┌─ Recorded data

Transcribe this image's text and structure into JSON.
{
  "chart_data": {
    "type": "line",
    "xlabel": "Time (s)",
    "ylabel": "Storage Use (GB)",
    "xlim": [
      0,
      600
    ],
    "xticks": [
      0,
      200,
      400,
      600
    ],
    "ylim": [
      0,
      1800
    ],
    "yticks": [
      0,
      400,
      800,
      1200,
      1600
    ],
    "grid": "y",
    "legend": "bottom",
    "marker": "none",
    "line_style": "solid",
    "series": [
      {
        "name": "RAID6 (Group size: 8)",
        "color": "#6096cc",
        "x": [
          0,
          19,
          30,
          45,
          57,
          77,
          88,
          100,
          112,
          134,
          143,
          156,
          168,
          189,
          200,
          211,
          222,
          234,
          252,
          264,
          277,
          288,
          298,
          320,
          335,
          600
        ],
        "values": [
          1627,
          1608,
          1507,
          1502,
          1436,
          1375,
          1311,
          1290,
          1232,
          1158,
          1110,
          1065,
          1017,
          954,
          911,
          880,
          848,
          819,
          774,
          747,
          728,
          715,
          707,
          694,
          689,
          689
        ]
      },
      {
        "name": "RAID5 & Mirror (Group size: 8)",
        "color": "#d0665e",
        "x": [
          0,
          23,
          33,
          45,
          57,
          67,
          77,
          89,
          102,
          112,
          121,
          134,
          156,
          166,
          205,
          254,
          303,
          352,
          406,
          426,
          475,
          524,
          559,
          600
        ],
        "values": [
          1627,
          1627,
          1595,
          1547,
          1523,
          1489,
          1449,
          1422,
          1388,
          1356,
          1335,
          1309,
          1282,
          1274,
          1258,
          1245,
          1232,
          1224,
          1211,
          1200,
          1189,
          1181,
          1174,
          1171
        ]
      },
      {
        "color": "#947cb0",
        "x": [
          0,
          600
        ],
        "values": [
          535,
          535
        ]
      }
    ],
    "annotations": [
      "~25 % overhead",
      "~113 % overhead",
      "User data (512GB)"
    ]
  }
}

└─

Return the lines of the records that include the string "size".

        "name": "RAID6 (Group size: 8)",
        "name": "RAID5 & Mirror (Group size: 8)",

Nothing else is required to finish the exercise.